• Extracted material:
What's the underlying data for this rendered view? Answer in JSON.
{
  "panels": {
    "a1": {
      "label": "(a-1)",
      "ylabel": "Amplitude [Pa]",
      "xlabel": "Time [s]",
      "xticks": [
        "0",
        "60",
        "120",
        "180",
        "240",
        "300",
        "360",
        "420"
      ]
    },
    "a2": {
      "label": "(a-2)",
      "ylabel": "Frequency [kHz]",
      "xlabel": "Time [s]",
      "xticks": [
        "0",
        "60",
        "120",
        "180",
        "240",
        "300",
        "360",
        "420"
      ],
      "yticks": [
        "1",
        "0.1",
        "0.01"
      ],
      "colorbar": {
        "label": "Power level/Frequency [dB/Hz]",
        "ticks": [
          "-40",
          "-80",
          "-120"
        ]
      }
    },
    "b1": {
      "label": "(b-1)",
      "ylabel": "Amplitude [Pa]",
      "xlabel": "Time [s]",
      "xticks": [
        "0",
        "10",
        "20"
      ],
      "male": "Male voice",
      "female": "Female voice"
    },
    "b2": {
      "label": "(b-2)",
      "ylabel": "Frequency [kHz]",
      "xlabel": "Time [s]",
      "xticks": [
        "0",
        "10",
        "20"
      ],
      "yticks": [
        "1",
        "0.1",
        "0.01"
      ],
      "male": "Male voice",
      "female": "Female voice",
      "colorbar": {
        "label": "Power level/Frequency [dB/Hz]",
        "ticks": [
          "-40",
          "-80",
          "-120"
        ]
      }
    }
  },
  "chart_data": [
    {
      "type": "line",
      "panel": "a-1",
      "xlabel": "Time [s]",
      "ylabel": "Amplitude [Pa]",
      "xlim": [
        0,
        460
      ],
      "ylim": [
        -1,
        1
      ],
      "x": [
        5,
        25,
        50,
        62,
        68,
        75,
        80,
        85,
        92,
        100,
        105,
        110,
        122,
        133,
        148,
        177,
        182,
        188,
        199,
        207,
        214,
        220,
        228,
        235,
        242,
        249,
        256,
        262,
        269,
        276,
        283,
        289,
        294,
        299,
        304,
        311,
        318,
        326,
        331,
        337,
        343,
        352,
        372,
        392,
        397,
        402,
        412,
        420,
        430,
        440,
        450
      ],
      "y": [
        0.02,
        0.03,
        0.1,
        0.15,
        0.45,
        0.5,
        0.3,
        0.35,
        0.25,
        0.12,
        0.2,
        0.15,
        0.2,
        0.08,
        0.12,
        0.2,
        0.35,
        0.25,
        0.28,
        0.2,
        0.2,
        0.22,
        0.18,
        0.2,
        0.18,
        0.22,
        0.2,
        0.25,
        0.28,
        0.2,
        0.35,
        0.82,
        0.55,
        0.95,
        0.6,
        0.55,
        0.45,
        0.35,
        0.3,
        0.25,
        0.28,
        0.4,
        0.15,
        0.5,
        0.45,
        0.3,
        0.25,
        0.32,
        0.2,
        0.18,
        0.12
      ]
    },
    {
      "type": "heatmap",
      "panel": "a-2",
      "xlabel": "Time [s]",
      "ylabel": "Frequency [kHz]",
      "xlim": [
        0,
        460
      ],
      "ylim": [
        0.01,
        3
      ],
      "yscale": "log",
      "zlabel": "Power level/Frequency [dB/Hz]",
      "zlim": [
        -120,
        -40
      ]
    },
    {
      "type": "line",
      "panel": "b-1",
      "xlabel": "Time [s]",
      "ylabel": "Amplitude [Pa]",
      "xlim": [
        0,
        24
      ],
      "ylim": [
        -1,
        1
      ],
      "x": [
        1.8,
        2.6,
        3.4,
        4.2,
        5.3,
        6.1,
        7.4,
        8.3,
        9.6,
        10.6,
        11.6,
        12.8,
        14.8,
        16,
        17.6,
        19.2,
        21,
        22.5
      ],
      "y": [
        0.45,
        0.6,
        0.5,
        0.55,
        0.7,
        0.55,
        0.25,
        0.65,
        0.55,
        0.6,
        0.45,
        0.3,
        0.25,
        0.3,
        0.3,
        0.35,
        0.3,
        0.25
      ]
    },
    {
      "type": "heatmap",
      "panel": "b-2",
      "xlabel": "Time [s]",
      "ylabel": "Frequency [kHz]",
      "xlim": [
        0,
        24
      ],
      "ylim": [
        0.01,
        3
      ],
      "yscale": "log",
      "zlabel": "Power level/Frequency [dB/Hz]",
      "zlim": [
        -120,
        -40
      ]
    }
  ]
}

• Aim: State the number of lines in the records that contain the string "Female", and nothing more.

• Written answer: 2